# Material provided
++++++++++

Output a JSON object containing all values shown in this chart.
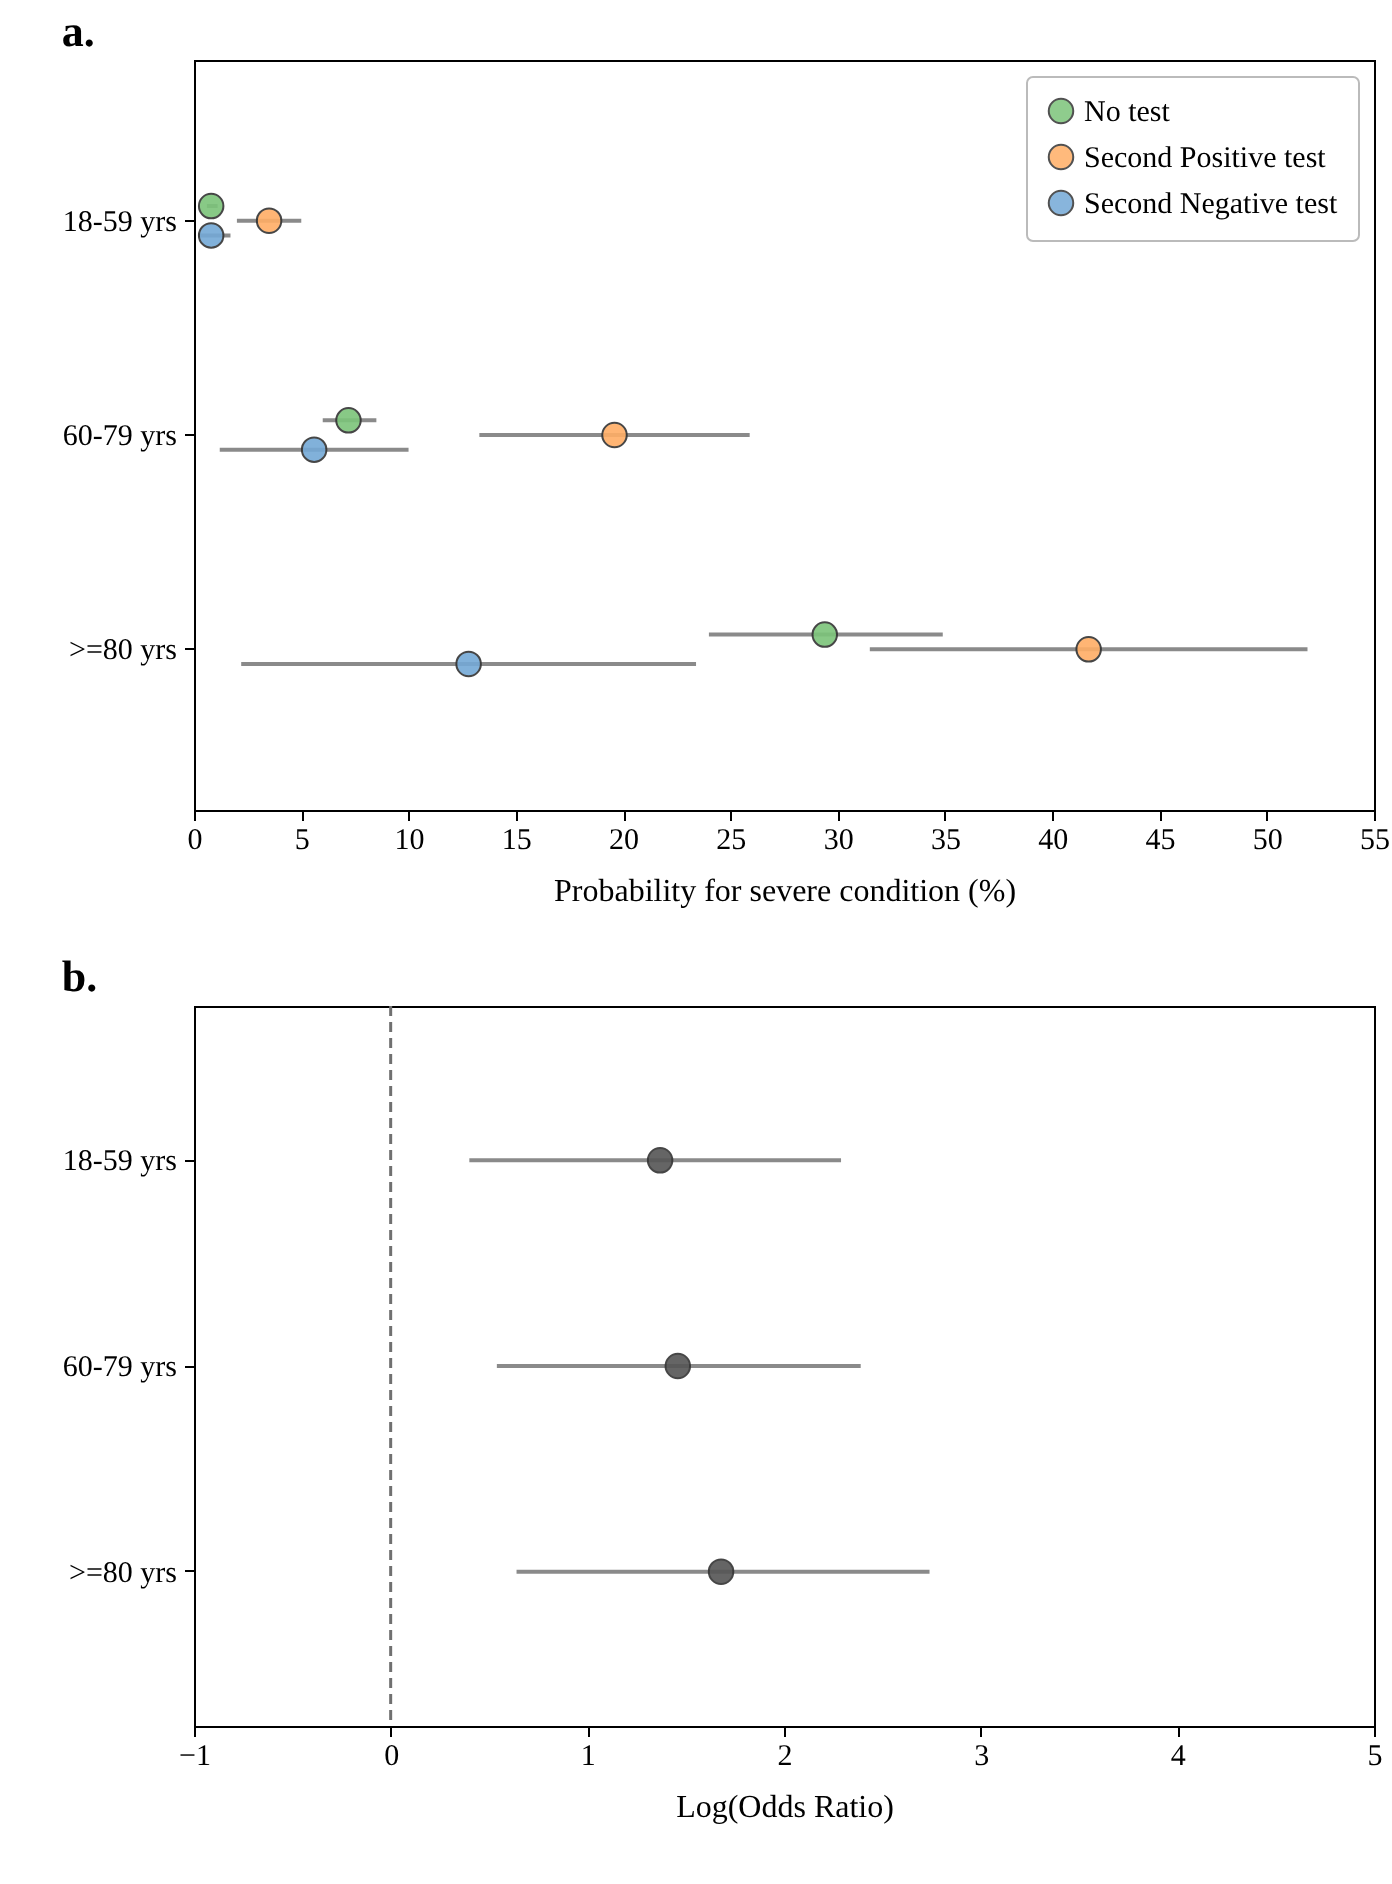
{
  "chart_data": [
    {
      "type": "scatter",
      "title": "a.",
      "xlabel": "Probability for severe condition (%)",
      "orientation": "horizontal",
      "categories": [
        "18-59 yrs",
        "60-79 yrs",
        ">=80 yrs"
      ],
      "xlim": [
        0,
        55
      ],
      "xticks": [
        0,
        5,
        10,
        15,
        20,
        25,
        30,
        35,
        40,
        45,
        50,
        55
      ],
      "legend": "top right",
      "marker": "circle",
      "series": [
        {
          "name": "No test",
          "color": "#7cc47a",
          "values": [
            0.8,
            7.2,
            29.4
          ],
          "errors": [
            [
              0.6,
              1.1
            ],
            [
              6.0,
              8.5
            ],
            [
              24.0,
              34.9
            ]
          ]
        },
        {
          "name": "Second Positive test",
          "color": "#ffae66",
          "values": [
            3.5,
            19.6,
            41.7
          ],
          "errors": [
            [
              2.0,
              5.0
            ],
            [
              13.3,
              25.9
            ],
            [
              31.5,
              51.9
            ]
          ]
        },
        {
          "name": "Second Negative test",
          "color": "#74a9d6",
          "values": [
            0.8,
            5.6,
            12.8
          ],
          "errors": [
            [
              0.2,
              1.7
            ],
            [
              1.2,
              10.0
            ],
            [
              2.2,
              23.4
            ]
          ]
        }
      ]
    },
    {
      "type": "scatter",
      "title": "b.",
      "xlabel": "Log(Odds Ratio)",
      "orientation": "horizontal",
      "categories": [
        "18-59 yrs",
        "60-79 yrs",
        ">=80 yrs"
      ],
      "xlim": [
        -1,
        5
      ],
      "xticks": [
        {
          "value": -1,
          "label": "−1"
        },
        0,
        1,
        2,
        3,
        4,
        5
      ],
      "marker": "circle",
      "ref_lines": [
        {
          "axis": "x",
          "value": 0,
          "color": "#707070",
          "line_style": "dashed"
        }
      ],
      "series": [
        {
          "color": "#555555",
          "values": [
            1.37,
            1.46,
            1.68
          ],
          "errors": [
            [
              0.4,
              2.29
            ],
            [
              0.54,
              2.39
            ],
            [
              0.64,
              2.74
            ]
          ]
        }
      ]
    }
  ]
}
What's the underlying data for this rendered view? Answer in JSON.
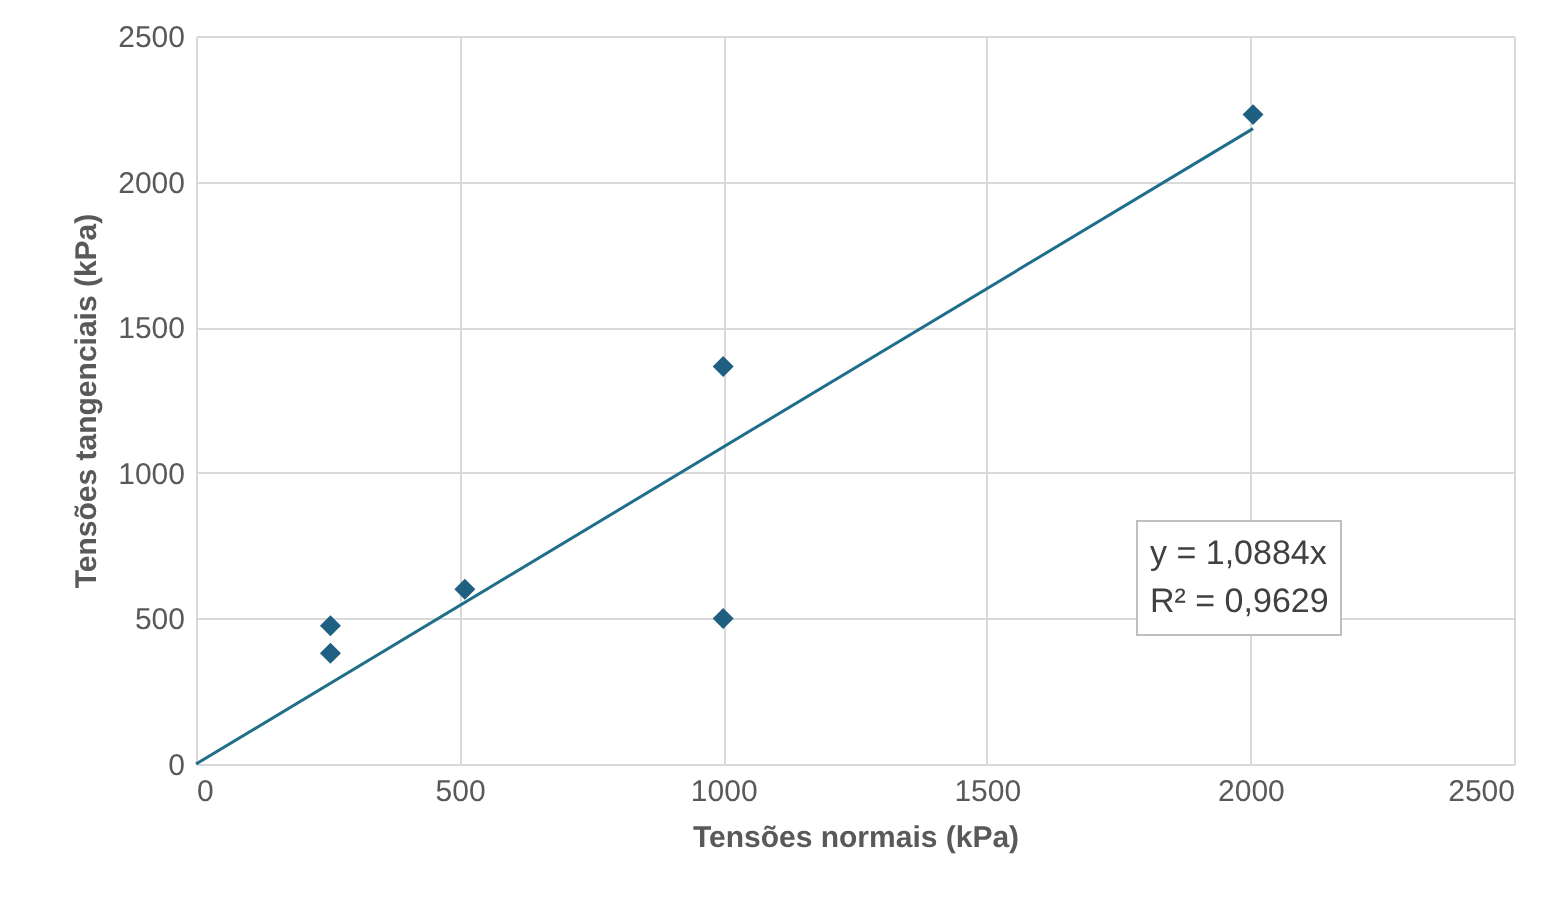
{
  "chart_data": {
    "type": "scatter",
    "xlabel": "Tensões normais (kPa)",
    "ylabel": "Tensões tangenciais (kPa)",
    "x": [
      255,
      255,
      510,
      1000,
      1000,
      2005
    ],
    "series": [
      {
        "type": "scatter",
        "color": "#1f5f82",
        "marker": "diamond",
        "values": [
          475,
          380,
          600,
          1365,
          500,
          2230
        ]
      },
      {
        "type": "line",
        "color": "#1f6f8b",
        "x": [
          0,
          2005
        ],
        "values": [
          0,
          2182
        ],
        "marker": "none",
        "line_style": "solid"
      }
    ],
    "xlim": [
      0,
      2500
    ],
    "xticks": [
      0,
      500,
      1000,
      1500,
      2000,
      2500
    ],
    "ylim": [
      0,
      2500
    ],
    "yticks": [
      0,
      500,
      1000,
      1500,
      2000,
      2500
    ],
    "grid": true,
    "annotations": [
      "y = 1,0884x",
      "R² = 0,9629"
    ]
  }
}
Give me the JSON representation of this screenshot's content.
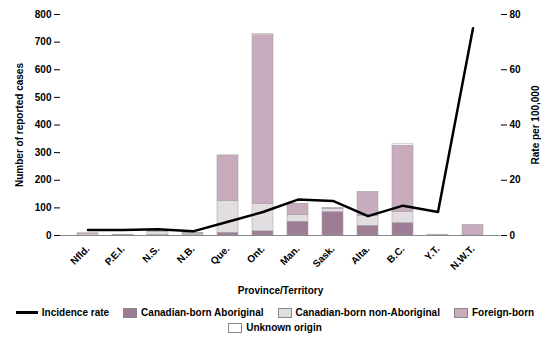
{
  "chart_data": {
    "type": "bar",
    "stacked": true,
    "xlabel": "Province/Territory",
    "ylabel": "Number of reported cases",
    "y2label": "Rate per 100,000",
    "categories": [
      "Nfld.",
      "P.E.I.",
      "N.S.",
      "N.B.",
      "Que.",
      "Ont.",
      "Man.",
      "Sask.",
      "Alta.",
      "B.C.",
      "Y.T.",
      "N.W.T."
    ],
    "ylim": [
      0,
      800
    ],
    "yticks": [
      0,
      100,
      200,
      300,
      400,
      500,
      600,
      700,
      800
    ],
    "y2lim": [
      0,
      80
    ],
    "y2ticks": [
      0,
      20,
      40,
      60,
      80
    ],
    "legend": "bottom",
    "series": [
      {
        "name": "Incidence rate",
        "type": "line",
        "axis": "y2",
        "color": "#000000",
        "values": [
          2,
          2,
          2.3,
          1.5,
          5,
          8.5,
          13,
          12.5,
          7,
          10.8,
          8.5,
          75
        ]
      },
      {
        "name": "Canadian-born Aboriginal",
        "type": "bar",
        "color": "#9e7c95",
        "values": [
          0,
          0,
          2,
          1,
          10,
          15,
          50,
          85,
          35,
          45,
          1,
          0
        ]
      },
      {
        "name": "Canadian-born non-Aboriginal",
        "type": "bar",
        "color": "#e2dde0",
        "values": [
          6,
          2,
          12,
          6,
          115,
          100,
          25,
          10,
          35,
          40,
          2,
          0
        ]
      },
      {
        "name": "Foreign-born",
        "type": "bar",
        "color": "#c9abbe",
        "values": [
          2,
          1,
          6,
          3,
          165,
          610,
          40,
          5,
          88,
          240,
          0,
          38
        ]
      },
      {
        "name": "Unknown origin",
        "type": "bar",
        "color": "#ffffff",
        "values": [
          0,
          0,
          0,
          0,
          0,
          5,
          0,
          0,
          0,
          5,
          0,
          0
        ]
      }
    ]
  }
}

++++++++++

# What is asked
Go through the entries above and copy every line containing "xlabel".

# Result for this exercise
      "xlabel": "Probability for severe condition (%)",
      "xlabel": "Log(Odds Ratio)",
    "xlabel": "Tensões normais (kPa)",
    "xlabel": "Province/Territory",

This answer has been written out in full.